> TASK BRIEF: The entries below need to be written out exactly, with no pictures included.

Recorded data

-.-.-

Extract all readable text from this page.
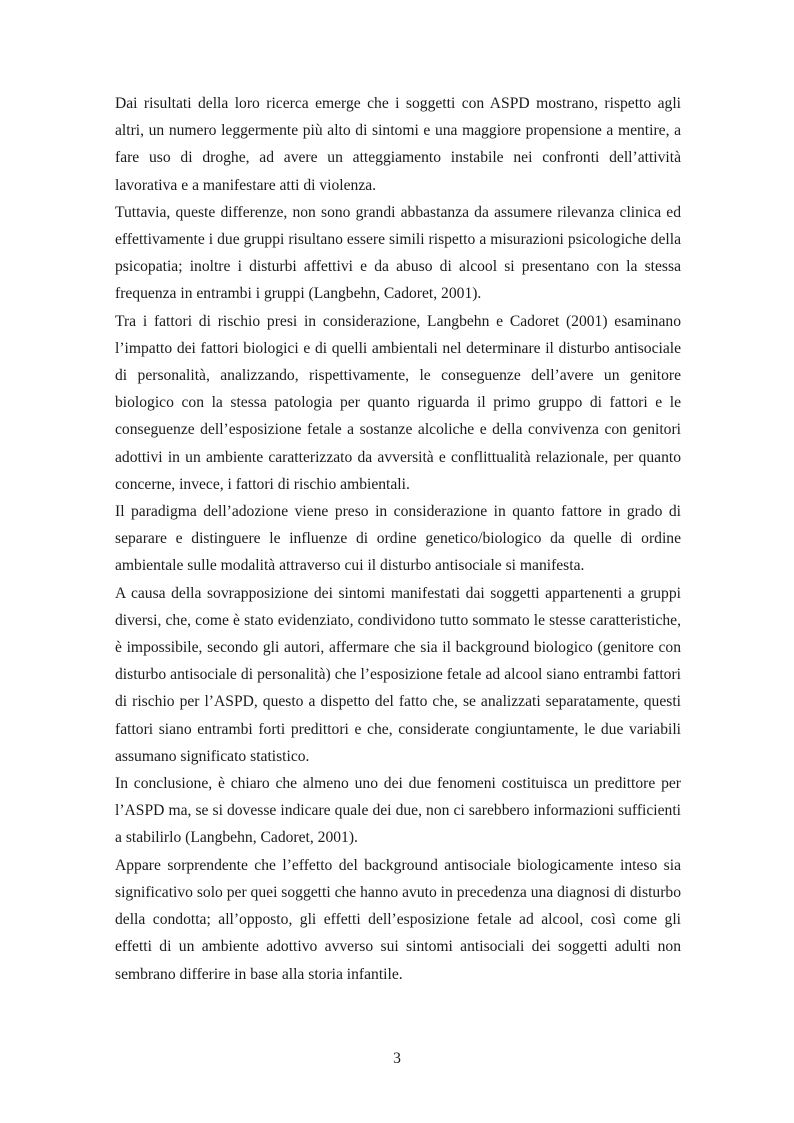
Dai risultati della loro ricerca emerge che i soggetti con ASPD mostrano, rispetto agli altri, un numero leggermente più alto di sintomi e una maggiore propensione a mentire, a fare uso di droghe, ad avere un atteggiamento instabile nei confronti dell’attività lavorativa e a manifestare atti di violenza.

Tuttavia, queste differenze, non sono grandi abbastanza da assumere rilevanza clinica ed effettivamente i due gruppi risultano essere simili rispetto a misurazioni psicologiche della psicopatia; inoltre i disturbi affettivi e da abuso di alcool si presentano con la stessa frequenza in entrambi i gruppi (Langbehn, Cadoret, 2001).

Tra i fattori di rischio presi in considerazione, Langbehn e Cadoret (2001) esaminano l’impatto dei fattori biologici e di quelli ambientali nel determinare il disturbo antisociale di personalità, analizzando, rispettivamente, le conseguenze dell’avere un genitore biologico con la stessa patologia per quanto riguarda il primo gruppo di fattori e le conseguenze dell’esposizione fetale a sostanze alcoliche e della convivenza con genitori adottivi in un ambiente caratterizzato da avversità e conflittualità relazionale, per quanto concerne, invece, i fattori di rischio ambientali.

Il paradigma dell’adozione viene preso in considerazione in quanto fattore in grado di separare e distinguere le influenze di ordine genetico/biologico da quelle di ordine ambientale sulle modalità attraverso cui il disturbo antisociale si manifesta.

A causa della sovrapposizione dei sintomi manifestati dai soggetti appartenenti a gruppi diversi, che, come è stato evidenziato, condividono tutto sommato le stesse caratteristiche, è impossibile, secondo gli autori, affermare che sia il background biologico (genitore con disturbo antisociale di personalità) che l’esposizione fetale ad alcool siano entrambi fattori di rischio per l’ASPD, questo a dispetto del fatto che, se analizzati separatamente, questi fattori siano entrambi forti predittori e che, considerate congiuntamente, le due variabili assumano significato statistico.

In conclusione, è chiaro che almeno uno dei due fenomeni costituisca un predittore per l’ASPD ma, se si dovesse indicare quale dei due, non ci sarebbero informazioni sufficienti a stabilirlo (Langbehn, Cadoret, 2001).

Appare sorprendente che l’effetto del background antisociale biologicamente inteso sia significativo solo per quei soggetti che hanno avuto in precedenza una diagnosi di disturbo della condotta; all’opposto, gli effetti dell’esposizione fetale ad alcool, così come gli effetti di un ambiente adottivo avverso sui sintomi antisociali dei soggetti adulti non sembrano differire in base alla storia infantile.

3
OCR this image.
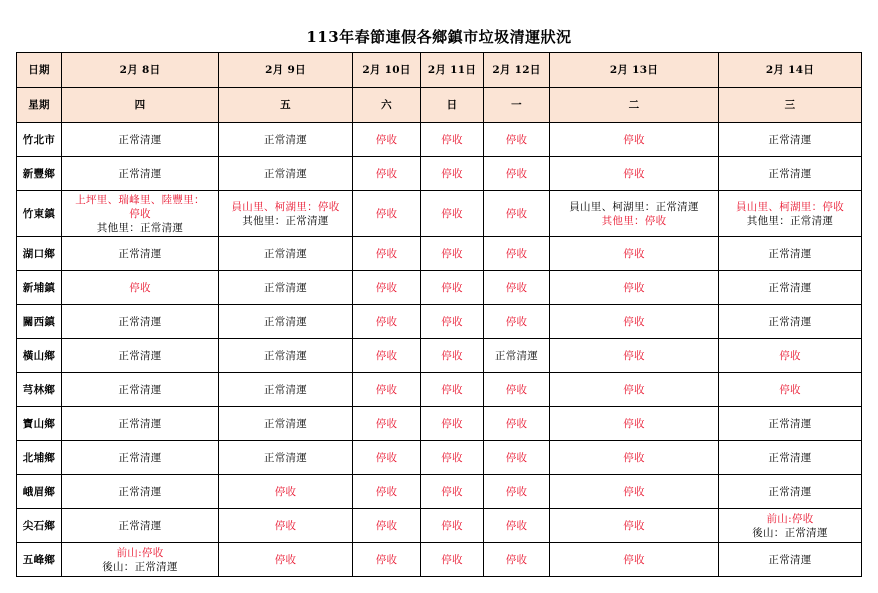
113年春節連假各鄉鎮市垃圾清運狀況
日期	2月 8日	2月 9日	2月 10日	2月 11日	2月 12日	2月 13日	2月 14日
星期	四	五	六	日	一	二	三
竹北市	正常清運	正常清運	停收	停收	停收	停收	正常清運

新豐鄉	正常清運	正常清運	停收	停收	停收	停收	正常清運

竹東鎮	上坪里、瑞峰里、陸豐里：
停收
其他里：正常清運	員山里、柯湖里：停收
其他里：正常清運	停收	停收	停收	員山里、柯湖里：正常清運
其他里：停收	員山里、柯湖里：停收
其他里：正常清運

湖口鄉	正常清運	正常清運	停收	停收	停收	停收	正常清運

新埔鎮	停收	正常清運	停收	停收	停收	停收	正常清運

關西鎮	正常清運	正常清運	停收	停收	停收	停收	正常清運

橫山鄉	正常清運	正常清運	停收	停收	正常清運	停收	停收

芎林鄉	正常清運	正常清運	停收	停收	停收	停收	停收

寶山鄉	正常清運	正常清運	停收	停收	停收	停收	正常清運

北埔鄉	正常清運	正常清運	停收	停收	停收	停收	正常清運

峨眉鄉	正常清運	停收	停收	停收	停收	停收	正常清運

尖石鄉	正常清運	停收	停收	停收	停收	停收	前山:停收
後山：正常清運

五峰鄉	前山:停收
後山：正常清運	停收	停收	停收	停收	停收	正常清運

-.-.-

> ANSWER:
Extract all readable text from this page.
Dai risultati della loro ricerca emerge che i soggetti con ASPD mostrano, rispetto agli altri, un numero leggermente più alto di sintomi e una maggiore propensione a mentire, a fare uso di droghe, ad avere un atteggiamento instabile nei confronti dell’attività lavorativa e a manifestare atti di violenza.

Tuttavia, queste differenze, non sono grandi abbastanza da assumere rilevanza clinica ed effettivamente i due gruppi risultano essere simili rispetto a misurazioni psicologiche della psicopatia; inoltre i disturbi affettivi e da abuso di alcool si presentano con la stessa frequenza in entrambi i gruppi (Langbehn, Cadoret, 2001).

Tra i fattori di rischio presi in considerazione, Langbehn e Cadoret (2001) esaminano l’impatto dei fattori biologici e di quelli ambientali nel determinare il disturbo antisociale di personalità, analizzando, rispettivamente, le conseguenze dell’avere un genitore biologico con la stessa patologia per quanto riguarda il primo gruppo di fattori e le conseguenze dell’esposizione fetale a sostanze alcoliche e della convivenza con genitori adottivi in un ambiente caratterizzato da avversità e conflittualità relazionale, per quanto concerne, invece, i fattori di rischio ambientali.

Il paradigma dell’adozione viene preso in considerazione in quanto fattore in grado di separare e distinguere le influenze di ordine genetico/biologico da quelle di ordine ambientale sulle modalità attraverso cui il disturbo antisociale si manifesta.

A causa della sovrapposizione dei sintomi manifestati dai soggetti appartenenti a gruppi diversi, che, come è stato evidenziato, condividono tutto sommato le stesse caratteristiche, è impossibile, secondo gli autori, affermare che sia il background biologico (genitore con disturbo antisociale di personalità) che l’esposizione fetale ad alcool siano entrambi fattori di rischio per l’ASPD, questo a dispetto del fatto che, se analizzati separatamente, questi fattori siano entrambi forti predittori e che, considerate congiuntamente, le due variabili assumano significato statistico.

In conclusione, è chiaro che almeno uno dei due fenomeni costituisca un predittore per l’ASPD ma, se si dovesse indicare quale dei due, non ci sarebbero informazioni sufficienti a stabilirlo (Langbehn, Cadoret, 2001).

Appare sorprendente che l’effetto del background antisociale biologicamente inteso sia significativo solo per quei soggetti che hanno avuto in precedenza una diagnosi di disturbo della condotta; all’opposto, gli effetti dell’esposizione fetale ad alcool, così come gli effetti di un ambiente adottivo avverso sui sintomi antisociali dei soggetti adulti non sembrano differire in base alla storia infantile.

3
OCR this image.
113年春節連假各鄉鎮市垃圾清運狀況
日期	2月 8日	2月 9日	2月 10日	2月 11日	2月 12日	2月 13日	2月 14日
星期	四	五	六	日	一	二	三
竹北市	正常清運	正常清運	停收	停收	停收	停收	正常清運

新豐鄉	正常清運	正常清運	停收	停收	停收	停收	正常清運

竹東鎮	上坪里、瑞峰里、陸豐里：
停收
其他里：正常清運	員山里、柯湖里：停收
其他里：正常清運	停收	停收	停收	員山里、柯湖里：正常清運
其他里：停收	員山里、柯湖里：停收
其他里：正常清運

湖口鄉	正常清運	正常清運	停收	停收	停收	停收	正常清運

新埔鎮	停收	正常清運	停收	停收	停收	停收	正常清運

關西鎮	正常清運	正常清運	停收	停收	停收	停收	正常清運

橫山鄉	正常清運	正常清運	停收	停收	正常清運	停收	停收

芎林鄉	正常清運	正常清運	停收	停收	停收	停收	停收

寶山鄉	正常清運	正常清運	停收	停收	停收	停收	正常清運

北埔鄉	正常清運	正常清運	停收	停收	停收	停收	正常清運

峨眉鄉	正常清運	停收	停收	停收	停收	停收	正常清運

尖石鄉	正常清運	停收	停收	停收	停收	停收	前山:停收
後山：正常清運

五峰鄉	前山:停收
後山：正常清運	停收	停收	停收	停收	停收	正常清運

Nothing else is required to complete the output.